(Part of a data file)
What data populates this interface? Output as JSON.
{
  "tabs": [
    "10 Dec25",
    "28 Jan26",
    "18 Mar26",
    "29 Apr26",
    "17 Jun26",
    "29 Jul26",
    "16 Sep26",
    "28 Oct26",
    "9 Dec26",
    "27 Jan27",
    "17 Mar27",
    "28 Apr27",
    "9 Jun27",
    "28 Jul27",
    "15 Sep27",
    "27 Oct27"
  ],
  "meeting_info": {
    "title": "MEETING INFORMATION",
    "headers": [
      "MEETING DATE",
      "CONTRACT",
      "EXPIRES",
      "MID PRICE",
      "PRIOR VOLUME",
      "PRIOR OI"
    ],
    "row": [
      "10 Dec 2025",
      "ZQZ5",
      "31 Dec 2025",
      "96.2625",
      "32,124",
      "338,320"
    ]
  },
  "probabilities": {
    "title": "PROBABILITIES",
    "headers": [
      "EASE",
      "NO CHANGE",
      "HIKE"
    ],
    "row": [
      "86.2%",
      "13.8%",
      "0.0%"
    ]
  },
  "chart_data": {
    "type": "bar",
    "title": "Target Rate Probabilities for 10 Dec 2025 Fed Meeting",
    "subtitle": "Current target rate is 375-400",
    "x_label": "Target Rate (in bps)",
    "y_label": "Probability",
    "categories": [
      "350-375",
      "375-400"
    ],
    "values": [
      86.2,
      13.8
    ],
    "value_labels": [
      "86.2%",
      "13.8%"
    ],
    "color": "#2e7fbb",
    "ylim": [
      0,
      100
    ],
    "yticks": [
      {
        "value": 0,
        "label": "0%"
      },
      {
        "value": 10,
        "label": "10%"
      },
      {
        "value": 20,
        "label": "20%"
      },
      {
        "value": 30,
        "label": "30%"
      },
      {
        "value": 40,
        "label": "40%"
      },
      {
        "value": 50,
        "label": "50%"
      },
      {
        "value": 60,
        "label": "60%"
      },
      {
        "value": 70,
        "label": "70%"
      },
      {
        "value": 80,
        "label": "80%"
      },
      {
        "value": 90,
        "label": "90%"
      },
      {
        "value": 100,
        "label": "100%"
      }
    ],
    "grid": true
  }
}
==
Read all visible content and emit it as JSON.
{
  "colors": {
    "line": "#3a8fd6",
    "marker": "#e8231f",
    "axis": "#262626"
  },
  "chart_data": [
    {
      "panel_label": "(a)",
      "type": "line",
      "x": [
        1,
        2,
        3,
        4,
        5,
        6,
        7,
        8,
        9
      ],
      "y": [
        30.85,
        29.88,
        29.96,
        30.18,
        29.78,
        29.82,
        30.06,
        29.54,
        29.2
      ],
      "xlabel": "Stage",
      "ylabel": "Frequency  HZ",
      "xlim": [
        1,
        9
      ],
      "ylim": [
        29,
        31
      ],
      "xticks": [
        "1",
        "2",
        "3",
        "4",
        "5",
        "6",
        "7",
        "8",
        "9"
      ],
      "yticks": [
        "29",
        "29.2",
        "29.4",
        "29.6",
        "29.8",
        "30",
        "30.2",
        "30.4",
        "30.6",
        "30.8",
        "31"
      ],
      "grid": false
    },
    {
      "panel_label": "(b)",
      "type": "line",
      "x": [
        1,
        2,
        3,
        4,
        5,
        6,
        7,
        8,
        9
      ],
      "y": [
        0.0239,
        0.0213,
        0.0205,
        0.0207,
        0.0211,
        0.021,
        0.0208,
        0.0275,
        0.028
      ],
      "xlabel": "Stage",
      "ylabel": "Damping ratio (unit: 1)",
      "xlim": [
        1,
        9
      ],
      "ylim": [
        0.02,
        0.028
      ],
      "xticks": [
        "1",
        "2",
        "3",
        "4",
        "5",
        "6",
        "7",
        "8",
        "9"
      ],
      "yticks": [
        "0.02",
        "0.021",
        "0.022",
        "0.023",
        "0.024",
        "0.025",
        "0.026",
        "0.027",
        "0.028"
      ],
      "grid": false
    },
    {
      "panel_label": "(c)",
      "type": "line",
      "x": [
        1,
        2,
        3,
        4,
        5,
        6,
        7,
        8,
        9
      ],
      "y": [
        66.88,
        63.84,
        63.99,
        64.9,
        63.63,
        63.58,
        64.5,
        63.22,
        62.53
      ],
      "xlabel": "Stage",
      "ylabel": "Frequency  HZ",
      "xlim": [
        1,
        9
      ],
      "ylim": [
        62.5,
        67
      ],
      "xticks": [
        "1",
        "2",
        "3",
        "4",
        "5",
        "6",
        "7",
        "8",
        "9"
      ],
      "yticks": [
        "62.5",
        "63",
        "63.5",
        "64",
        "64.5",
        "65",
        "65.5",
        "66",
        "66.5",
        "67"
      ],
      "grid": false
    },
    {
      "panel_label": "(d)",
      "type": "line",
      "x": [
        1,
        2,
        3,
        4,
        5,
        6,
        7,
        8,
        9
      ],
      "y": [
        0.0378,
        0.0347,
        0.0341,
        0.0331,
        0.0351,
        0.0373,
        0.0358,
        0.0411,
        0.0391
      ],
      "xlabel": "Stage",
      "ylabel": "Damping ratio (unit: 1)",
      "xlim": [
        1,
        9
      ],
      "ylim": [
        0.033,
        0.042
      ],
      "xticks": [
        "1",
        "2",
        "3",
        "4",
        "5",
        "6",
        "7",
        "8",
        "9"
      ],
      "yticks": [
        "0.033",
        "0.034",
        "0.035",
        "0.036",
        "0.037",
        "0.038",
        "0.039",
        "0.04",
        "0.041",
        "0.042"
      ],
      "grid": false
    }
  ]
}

→ **Problem description**:
Search the records for the word "JSON" and copy every line where it occurs.

→ **Output below**:
What data populates this interface? Output as JSON.
Read all visible content and emit it as JSON.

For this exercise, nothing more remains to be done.